> [Written instruction]
Repeat each line word for word.

> [Extracted records]

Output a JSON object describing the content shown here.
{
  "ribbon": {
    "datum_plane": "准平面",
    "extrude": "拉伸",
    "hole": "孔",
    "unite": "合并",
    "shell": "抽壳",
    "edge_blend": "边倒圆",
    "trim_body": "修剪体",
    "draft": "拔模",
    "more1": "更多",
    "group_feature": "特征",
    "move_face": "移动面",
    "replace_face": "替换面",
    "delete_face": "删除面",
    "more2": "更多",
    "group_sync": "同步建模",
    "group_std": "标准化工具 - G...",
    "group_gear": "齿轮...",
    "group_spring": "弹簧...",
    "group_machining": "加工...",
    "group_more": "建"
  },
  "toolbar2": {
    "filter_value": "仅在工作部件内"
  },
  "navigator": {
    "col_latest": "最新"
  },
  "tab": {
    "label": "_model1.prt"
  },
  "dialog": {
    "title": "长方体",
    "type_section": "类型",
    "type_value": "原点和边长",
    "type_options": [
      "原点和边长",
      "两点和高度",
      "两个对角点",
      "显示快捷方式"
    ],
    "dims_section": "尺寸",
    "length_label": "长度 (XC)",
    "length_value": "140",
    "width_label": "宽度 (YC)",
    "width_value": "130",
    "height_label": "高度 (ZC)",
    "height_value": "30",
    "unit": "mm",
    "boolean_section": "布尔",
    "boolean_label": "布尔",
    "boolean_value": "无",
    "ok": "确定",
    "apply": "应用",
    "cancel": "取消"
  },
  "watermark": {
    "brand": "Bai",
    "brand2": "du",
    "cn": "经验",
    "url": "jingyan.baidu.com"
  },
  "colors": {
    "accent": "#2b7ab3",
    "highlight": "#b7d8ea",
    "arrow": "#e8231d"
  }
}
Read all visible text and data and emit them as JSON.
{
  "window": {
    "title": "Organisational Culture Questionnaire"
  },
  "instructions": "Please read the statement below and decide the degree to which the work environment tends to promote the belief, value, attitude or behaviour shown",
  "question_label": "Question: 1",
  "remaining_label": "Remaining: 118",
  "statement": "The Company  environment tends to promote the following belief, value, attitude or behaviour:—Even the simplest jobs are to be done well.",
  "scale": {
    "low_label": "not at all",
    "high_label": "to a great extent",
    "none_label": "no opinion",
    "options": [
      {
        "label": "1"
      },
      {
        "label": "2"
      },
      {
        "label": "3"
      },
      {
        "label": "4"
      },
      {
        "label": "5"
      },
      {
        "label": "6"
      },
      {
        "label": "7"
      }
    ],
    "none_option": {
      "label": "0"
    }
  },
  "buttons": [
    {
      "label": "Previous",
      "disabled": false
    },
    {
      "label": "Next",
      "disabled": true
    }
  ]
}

> [Solution to this problem]
Output a JSON object describing the content shown here.
{
  "ribbon": {
    "datum_plane": "准平面",
    "extrude": "拉伸",
    "hole": "孔",
    "unite": "合并",
    "shell": "抽壳",
    "edge_blend": "边倒圆",
    "trim_body": "修剪体",
    "draft": "拔模",
    "more1": "更多",
    "group_feature": "特征",
    "move_face": "移动面",
    "replace_face": "替换面",
    "delete_face": "删除面",
    "more2": "更多",
    "group_sync": "同步建模",
    "group_std": "标准化工具 - G...",
    "group_gear": "齿轮...",
    "group_spring": "弹簧...",
    "group_machining": "加工...",
    "group_more": "建"
  },
  "toolbar2": {
    "filter_value": "仅在工作部件内"
  },
  "navigator": {
    "col_latest": "最新"
  },
  "tab": {
    "label": "_model1.prt"
  },
  "dialog": {
    "title": "长方体",
    "type_section": "类型",
    "type_value": "原点和边长",
    "type_options": [
      "原点和边长",
      "两点和高度",
      "两个对角点",
      "显示快捷方式"
    ],
    "dims_section": "尺寸",
    "length_label": "长度 (XC)",
    "length_value": "140",
    "width_label": "宽度 (YC)",
    "width_value": "130",
    "height_label": "高度 (ZC)",
    "height_value": "30",
    "unit": "mm",
    "boolean_section": "布尔",
    "boolean_label": "布尔",
    "boolean_value": "无",
    "ok": "确定",
    "apply": "应用",
    "cancel": "取消"
  },
  "watermark": {
    "brand": "Bai",
    "brand2": "du",
    "cn": "经验",
    "url": "jingyan.baidu.com"
  },
  "colors": {
    "accent": "#2b7ab3",
    "highlight": "#b7d8ea",
    "arrow": "#e8231d"
  }
}
Read all visible text and data and emit them as JSON.
{
  "window": {
    "title": "Organisational Culture Questionnaire"
  },
  "instructions": "Please read the statement below and decide the degree to which the work environment tends to promote the belief, value, attitude or behaviour shown",
  "question_label": "Question: 1",
  "remaining_label": "Remaining: 118",
  "statement": "The Company  environment tends to promote the following belief, value, attitude or behaviour:—Even the simplest jobs are to be done well.",
  "scale": {
    "low_label": "not at all",
    "high_label": "to a great extent",
    "none_label": "no opinion",
    "options": [
      {
        "label": "1"
      },
      {
        "label": "2"
      },
      {
        "label": "3"
      },
      {
        "label": "4"
      },
      {
        "label": "5"
      },
      {
        "label": "6"
      },
      {
        "label": "7"
      }
    ],
    "none_option": {
      "label": "0"
    }
  },
  "buttons": [
    {
      "label": "Previous",
      "disabled": false
    },
    {
      "label": "Next",
      "disabled": true
    }
  ]
}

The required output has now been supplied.